> **Goal**: From the entries below, pull out each line where "name" appears.

Records from a collection of figures
= = = = =
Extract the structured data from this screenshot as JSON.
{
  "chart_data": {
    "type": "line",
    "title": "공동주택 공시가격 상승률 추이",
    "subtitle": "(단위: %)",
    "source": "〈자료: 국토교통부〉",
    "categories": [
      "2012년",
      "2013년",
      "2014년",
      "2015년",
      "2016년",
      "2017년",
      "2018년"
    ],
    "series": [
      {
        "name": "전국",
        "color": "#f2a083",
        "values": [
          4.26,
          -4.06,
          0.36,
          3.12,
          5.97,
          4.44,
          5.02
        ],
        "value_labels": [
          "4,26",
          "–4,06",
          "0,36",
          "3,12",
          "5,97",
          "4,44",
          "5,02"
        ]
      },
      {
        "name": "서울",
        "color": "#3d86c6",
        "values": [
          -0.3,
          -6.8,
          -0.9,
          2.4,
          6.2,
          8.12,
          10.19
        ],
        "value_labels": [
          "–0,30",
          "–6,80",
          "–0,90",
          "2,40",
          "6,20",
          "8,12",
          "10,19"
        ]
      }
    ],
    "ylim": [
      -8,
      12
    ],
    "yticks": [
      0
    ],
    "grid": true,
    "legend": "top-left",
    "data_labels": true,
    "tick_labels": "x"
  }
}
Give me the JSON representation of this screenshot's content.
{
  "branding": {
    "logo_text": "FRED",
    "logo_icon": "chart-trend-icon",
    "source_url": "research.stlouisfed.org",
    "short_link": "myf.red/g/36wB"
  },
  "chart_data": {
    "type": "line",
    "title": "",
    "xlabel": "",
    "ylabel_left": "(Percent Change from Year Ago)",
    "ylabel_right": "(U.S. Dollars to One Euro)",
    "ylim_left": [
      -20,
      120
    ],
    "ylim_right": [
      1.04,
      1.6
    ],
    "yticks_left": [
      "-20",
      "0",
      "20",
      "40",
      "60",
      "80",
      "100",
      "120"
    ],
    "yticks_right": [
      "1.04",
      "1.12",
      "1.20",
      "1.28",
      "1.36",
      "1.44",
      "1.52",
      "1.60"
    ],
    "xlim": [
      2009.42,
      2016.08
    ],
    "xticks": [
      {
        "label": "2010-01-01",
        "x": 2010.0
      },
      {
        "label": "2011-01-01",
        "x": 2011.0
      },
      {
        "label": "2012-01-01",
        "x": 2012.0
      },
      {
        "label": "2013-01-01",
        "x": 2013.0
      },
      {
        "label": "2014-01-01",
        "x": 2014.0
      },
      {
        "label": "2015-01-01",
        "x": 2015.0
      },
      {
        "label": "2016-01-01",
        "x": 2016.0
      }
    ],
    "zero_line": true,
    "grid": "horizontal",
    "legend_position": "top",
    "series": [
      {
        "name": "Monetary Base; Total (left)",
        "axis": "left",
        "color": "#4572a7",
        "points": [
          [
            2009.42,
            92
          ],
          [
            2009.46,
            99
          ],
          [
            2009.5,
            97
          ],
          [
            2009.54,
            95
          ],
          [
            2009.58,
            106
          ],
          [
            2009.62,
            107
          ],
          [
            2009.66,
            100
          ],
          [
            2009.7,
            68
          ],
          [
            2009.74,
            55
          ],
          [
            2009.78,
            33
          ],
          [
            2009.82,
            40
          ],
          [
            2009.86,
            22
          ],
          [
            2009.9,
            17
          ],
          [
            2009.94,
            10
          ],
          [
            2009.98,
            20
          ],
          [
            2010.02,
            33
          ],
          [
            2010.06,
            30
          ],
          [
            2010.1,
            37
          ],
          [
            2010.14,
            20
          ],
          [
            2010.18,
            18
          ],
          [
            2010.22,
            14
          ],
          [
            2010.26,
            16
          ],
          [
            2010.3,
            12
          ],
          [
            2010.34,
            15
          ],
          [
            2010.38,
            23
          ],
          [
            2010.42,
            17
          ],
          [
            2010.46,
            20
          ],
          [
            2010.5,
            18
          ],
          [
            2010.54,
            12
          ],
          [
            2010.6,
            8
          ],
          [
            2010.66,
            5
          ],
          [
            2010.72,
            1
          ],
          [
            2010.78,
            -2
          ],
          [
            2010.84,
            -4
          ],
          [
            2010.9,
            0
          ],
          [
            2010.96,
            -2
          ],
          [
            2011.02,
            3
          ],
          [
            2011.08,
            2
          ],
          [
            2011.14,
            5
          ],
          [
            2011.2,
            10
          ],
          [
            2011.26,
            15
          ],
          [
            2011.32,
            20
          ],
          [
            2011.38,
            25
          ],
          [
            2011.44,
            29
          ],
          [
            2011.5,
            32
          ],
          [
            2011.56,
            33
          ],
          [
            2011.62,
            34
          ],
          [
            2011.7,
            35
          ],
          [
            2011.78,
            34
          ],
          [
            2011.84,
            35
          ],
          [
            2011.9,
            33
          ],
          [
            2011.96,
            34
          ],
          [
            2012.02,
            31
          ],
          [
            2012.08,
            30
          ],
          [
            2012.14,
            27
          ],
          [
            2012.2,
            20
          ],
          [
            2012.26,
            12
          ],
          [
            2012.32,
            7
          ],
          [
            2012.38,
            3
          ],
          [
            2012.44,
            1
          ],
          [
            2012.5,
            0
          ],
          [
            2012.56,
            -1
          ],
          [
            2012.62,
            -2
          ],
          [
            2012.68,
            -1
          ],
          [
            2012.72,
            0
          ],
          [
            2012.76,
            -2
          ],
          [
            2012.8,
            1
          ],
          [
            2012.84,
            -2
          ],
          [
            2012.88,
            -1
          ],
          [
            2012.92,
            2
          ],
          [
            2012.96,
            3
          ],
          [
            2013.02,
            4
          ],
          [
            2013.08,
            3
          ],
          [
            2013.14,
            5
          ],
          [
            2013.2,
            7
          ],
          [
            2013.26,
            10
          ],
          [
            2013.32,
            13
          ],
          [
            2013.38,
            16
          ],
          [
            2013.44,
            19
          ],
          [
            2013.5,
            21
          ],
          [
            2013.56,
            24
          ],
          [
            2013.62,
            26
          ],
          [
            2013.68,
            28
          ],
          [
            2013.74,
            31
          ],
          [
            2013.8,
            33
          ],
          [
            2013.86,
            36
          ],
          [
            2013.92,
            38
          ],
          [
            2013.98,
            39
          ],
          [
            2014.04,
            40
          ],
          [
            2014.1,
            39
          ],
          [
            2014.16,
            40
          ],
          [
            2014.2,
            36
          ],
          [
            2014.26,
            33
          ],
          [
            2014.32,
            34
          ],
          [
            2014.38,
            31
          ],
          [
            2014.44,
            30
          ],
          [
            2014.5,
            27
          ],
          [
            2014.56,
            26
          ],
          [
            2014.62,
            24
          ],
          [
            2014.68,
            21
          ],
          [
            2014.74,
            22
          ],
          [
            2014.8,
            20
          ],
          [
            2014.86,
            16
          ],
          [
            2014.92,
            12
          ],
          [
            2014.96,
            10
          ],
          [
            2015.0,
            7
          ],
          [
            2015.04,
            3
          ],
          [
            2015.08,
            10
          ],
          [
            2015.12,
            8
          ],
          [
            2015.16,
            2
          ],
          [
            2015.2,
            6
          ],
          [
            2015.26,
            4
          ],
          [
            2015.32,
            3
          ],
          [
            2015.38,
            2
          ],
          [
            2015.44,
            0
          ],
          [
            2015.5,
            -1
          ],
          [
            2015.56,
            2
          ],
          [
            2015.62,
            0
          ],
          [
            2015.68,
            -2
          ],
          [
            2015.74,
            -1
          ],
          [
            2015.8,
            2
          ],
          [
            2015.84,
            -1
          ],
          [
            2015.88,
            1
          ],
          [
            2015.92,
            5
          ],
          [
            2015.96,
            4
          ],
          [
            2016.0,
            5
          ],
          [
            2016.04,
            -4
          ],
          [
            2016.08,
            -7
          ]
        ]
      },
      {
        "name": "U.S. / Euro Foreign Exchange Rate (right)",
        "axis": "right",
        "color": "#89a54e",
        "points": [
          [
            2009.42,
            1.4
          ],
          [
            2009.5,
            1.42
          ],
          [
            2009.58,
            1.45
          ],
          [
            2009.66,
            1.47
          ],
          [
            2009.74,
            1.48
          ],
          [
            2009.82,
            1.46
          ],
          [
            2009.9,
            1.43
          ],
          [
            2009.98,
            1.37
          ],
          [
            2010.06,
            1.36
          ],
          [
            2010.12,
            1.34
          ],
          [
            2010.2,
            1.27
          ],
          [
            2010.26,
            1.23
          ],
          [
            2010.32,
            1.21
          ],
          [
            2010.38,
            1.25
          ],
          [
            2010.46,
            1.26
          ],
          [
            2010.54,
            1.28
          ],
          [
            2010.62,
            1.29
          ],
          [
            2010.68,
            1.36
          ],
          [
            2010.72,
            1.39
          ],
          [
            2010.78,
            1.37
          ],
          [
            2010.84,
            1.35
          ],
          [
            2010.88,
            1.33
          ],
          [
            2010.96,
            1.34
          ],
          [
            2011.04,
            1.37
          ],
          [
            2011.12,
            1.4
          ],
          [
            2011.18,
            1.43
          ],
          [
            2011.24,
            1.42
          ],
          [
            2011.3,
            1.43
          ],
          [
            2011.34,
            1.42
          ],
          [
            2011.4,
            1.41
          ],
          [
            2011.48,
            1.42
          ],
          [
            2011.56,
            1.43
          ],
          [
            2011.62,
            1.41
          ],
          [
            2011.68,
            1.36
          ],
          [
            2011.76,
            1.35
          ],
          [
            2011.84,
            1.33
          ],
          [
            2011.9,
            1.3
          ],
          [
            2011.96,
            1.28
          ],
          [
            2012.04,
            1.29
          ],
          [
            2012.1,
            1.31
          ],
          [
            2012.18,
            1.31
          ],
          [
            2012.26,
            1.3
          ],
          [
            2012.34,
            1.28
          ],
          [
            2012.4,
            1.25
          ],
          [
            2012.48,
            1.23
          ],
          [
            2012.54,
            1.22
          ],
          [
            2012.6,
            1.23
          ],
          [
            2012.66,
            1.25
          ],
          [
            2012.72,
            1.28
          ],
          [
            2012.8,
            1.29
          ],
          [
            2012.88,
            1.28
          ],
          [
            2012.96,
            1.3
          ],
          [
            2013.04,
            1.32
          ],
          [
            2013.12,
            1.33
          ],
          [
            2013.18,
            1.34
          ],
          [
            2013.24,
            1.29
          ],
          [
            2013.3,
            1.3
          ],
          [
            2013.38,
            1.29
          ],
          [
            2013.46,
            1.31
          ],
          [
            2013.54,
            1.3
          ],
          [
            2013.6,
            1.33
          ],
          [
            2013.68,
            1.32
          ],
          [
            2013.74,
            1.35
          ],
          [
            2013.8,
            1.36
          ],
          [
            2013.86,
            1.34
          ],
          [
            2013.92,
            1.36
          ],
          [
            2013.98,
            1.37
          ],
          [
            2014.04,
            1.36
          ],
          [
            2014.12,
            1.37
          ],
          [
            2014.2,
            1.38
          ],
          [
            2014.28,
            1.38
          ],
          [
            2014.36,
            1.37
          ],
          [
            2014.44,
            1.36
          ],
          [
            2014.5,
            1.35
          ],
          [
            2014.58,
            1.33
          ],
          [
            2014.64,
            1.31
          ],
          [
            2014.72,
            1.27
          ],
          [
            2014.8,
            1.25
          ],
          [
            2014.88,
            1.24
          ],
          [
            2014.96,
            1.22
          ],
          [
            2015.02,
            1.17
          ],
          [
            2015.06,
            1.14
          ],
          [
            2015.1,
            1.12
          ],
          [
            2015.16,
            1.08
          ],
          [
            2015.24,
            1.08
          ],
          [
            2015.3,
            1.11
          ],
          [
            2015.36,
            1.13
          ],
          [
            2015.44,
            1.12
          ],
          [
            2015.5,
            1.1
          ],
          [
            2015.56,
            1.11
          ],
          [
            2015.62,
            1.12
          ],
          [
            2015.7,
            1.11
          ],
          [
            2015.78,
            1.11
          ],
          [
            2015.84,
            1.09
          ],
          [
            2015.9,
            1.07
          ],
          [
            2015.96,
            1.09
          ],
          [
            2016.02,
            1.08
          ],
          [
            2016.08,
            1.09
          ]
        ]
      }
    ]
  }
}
= = = = =
> **Solution to this task**:
        "name": "전국",
        "name": "서울",
        "name": "Monetary Base; Total (left)",
        "name": "U.S. / Euro Foreign Exchange Rate (right)",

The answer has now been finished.